* Begin Extracted records *
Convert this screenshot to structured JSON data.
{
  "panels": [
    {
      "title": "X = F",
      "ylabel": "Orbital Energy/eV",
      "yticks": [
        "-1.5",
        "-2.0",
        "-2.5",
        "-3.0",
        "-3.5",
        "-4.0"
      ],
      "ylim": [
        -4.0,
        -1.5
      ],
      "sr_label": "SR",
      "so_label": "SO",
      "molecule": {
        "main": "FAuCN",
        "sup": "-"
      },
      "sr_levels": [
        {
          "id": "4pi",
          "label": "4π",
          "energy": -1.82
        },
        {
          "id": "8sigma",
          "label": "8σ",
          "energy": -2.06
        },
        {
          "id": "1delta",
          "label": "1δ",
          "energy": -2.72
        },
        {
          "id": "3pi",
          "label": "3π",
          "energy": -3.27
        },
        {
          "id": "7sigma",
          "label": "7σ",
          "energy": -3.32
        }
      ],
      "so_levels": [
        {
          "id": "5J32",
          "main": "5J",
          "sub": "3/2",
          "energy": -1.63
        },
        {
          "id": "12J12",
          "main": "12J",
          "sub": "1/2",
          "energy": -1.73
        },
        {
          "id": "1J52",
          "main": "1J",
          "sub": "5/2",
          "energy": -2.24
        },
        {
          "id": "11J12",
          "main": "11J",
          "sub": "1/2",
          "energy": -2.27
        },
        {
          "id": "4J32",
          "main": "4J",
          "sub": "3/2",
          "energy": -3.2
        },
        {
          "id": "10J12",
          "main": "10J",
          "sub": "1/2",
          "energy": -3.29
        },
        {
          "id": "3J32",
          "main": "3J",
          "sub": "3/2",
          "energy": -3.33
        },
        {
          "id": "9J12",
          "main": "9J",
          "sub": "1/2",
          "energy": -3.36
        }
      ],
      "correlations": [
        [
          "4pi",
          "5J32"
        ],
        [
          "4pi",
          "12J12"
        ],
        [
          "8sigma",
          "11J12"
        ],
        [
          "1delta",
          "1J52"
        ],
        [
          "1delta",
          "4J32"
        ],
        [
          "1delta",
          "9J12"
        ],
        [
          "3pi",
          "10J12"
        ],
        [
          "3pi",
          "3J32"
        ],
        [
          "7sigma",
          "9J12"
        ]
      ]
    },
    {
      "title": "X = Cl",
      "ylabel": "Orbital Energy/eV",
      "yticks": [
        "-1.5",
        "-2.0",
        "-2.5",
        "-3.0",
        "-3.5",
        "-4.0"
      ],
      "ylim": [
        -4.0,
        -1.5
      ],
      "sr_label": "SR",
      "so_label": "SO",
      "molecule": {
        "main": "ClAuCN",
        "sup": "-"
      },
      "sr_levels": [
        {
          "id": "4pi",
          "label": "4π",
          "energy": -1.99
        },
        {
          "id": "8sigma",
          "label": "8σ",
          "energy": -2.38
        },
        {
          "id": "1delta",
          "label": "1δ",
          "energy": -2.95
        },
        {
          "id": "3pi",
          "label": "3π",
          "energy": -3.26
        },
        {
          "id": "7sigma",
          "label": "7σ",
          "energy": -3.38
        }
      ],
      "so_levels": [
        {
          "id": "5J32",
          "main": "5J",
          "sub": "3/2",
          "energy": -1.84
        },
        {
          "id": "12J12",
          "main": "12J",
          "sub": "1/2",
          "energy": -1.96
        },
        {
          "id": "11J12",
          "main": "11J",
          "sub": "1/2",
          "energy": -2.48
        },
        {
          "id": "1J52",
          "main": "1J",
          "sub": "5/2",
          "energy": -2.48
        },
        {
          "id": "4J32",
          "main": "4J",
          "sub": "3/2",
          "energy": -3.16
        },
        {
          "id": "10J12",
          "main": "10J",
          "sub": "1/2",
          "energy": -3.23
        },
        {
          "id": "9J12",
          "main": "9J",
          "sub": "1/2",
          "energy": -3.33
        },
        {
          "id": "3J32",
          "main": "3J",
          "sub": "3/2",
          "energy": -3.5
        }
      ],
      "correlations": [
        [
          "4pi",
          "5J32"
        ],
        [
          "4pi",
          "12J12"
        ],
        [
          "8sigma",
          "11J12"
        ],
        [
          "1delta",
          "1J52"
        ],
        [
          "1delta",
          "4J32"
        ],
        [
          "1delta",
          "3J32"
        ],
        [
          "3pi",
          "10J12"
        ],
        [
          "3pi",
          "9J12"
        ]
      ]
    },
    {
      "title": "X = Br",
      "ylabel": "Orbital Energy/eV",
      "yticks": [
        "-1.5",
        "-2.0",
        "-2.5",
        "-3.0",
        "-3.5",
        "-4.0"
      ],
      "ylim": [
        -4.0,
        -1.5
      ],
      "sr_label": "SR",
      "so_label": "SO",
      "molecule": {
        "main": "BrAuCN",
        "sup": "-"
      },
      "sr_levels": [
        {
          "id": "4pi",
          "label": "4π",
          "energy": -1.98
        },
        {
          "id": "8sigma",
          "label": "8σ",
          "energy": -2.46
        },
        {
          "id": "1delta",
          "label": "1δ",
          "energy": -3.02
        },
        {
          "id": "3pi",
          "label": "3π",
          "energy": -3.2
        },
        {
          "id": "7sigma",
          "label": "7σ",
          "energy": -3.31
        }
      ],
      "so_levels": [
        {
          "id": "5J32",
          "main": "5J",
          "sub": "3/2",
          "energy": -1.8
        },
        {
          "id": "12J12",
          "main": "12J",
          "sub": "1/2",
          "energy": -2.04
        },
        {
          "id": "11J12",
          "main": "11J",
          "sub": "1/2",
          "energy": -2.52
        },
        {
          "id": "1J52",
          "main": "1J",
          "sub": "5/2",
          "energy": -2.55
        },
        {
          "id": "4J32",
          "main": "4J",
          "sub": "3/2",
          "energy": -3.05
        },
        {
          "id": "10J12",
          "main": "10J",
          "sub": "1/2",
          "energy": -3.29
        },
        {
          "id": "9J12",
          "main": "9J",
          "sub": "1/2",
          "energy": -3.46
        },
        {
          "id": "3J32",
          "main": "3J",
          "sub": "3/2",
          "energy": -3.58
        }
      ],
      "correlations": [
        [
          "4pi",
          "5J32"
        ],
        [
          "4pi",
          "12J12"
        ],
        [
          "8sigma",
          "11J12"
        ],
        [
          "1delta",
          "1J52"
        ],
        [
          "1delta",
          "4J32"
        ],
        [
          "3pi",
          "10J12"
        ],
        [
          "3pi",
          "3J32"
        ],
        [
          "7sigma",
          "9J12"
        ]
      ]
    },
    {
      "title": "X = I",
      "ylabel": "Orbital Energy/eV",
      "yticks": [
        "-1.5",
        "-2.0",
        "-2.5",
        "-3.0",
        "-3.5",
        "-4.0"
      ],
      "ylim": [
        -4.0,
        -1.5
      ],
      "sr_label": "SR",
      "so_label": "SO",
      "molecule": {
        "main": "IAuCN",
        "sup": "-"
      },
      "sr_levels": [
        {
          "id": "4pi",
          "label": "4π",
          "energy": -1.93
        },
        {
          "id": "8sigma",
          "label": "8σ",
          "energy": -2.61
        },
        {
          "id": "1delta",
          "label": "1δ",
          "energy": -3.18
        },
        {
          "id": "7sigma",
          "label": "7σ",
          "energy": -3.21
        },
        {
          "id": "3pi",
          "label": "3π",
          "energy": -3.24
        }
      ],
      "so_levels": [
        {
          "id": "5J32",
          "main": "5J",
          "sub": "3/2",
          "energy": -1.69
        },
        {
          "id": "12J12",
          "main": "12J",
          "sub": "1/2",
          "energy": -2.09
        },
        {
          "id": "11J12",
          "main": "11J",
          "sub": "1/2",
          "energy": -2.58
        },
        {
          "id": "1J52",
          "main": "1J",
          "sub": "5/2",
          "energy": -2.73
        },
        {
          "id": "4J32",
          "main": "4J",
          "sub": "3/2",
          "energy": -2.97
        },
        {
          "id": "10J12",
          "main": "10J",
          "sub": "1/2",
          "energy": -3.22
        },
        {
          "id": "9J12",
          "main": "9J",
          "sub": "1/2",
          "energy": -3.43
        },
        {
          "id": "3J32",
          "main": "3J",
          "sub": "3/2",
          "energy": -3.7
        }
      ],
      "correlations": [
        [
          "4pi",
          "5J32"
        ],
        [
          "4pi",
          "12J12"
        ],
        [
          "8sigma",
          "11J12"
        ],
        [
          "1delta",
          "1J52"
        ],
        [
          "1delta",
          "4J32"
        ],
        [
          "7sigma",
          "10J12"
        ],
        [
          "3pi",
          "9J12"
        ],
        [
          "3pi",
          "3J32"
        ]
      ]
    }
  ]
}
* End Extracted records *
Wherever the string "title" appears in the entries above, list that line.

* Result of this task:
      "title": "X = F",
      "title": "X = Cl",
      "title": "X = Br",
      "title": "X = I",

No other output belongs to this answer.